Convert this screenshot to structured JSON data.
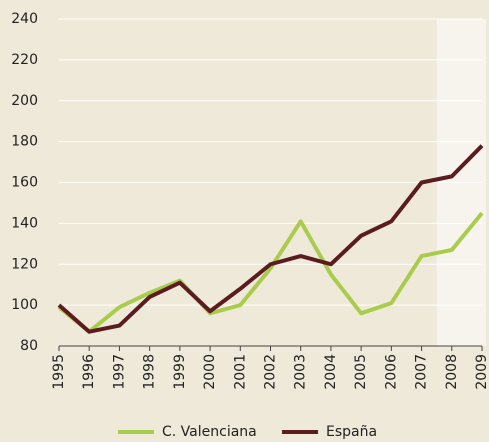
{
  "chart_data": {
    "type": "line",
    "categories": [
      "1995",
      "1996",
      "1997",
      "1998",
      "1999",
      "2000",
      "2001",
      "2002",
      "2003",
      "2004",
      "2005",
      "2006",
      "2007",
      "2008",
      "2009"
    ],
    "series": [
      {
        "name": "C. Valenciana",
        "color": "#a9cc4c",
        "values": [
          99,
          87,
          99,
          106,
          112,
          96,
          100,
          118,
          141,
          115,
          96,
          101,
          124,
          127,
          145
        ]
      },
      {
        "name": "España",
        "color": "#5b1c1f",
        "values": [
          100,
          87,
          90,
          104,
          111,
          97,
          108,
          120,
          124,
          120,
          134,
          141,
          160,
          163,
          178
        ]
      }
    ],
    "ylim": [
      80,
      240
    ],
    "yticks": [
      80,
      100,
      120,
      140,
      160,
      180,
      200,
      220,
      240
    ],
    "grid": true
  }
}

##############################

TO BE DONE —
Reproduce the entries above without change, omitting all pictures.

ANSWER TO THE PROBLEM —
Convert this screenshot to structured JSON data.
{
  "chart_data": {
    "type": "line",
    "categories": [
      "1995",
      "1996",
      "1997",
      "1998",
      "1999",
      "2000",
      "2001",
      "2002",
      "2003",
      "2004",
      "2005",
      "2006",
      "2007",
      "2008",
      "2009"
    ],
    "series": [
      {
        "name": "C. Valenciana",
        "color": "#a9cc4c",
        "values": [
          99,
          87,
          99,
          106,
          112,
          96,
          100,
          118,
          141,
          115,
          96,
          101,
          124,
          127,
          145
        ]
      },
      {
        "name": "España",
        "color": "#5b1c1f",
        "values": [
          100,
          87,
          90,
          104,
          111,
          97,
          108,
          120,
          124,
          120,
          134,
          141,
          160,
          163,
          178
        ]
      }
    ],
    "ylim": [
      80,
      240
    ],
    "yticks": [
      80,
      100,
      120,
      140,
      160,
      180,
      200,
      220,
      240
    ],
    "grid": true
  }
}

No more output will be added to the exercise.